(Stored entries)
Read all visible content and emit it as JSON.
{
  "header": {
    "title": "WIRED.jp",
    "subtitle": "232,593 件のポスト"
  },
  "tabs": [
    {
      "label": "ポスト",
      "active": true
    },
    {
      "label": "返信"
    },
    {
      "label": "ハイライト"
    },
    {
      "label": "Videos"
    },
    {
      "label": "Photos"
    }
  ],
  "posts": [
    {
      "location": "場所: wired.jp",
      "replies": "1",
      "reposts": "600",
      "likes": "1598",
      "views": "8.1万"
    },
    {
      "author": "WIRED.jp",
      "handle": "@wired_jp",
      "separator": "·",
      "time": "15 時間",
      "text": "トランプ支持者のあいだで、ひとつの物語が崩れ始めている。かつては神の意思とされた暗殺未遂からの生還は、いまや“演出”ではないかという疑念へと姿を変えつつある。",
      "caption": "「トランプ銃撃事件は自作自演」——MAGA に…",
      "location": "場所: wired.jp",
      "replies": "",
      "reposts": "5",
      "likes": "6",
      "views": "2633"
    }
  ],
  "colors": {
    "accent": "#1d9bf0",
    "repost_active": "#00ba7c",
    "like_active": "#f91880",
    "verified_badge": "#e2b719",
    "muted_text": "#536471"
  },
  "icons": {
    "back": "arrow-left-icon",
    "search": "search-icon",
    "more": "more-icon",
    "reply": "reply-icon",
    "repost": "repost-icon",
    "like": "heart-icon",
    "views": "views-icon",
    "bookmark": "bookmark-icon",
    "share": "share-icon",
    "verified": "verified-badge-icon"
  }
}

◆ Job:
All of the data must be returned exactly.

◆ Correct output:
Read all visible content and emit it as JSON.
{
  "header": {
    "title": "WIRED.jp",
    "subtitle": "232,593 件のポスト"
  },
  "tabs": [
    {
      "label": "ポスト",
      "active": true
    },
    {
      "label": "返信"
    },
    {
      "label": "ハイライト"
    },
    {
      "label": "Videos"
    },
    {
      "label": "Photos"
    }
  ],
  "posts": [
    {
      "location": "場所: wired.jp",
      "replies": "1",
      "reposts": "600",
      "likes": "1598",
      "views": "8.1万"
    },
    {
      "author": "WIRED.jp",
      "handle": "@wired_jp",
      "separator": "·",
      "time": "15 時間",
      "text": "トランプ支持者のあいだで、ひとつの物語が崩れ始めている。かつては神の意思とされた暗殺未遂からの生還は、いまや“演出”ではないかという疑念へと姿を変えつつある。",
      "caption": "「トランプ銃撃事件は自作自演」——MAGA に…",
      "location": "場所: wired.jp",
      "replies": "",
      "reposts": "5",
      "likes": "6",
      "views": "2633"
    }
  ],
  "colors": {
    "accent": "#1d9bf0",
    "repost_active": "#00ba7c",
    "like_active": "#f91880",
    "verified_badge": "#e2b719",
    "muted_text": "#536471"
  },
  "icons": {
    "back": "arrow-left-icon",
    "search": "search-icon",
    "more": "more-icon",
    "reply": "reply-icon",
    "repost": "repost-icon",
    "like": "heart-icon",
    "views": "views-icon",
    "bookmark": "bookmark-icon",
    "share": "share-icon",
    "verified": "verified-badge-icon"
  }
}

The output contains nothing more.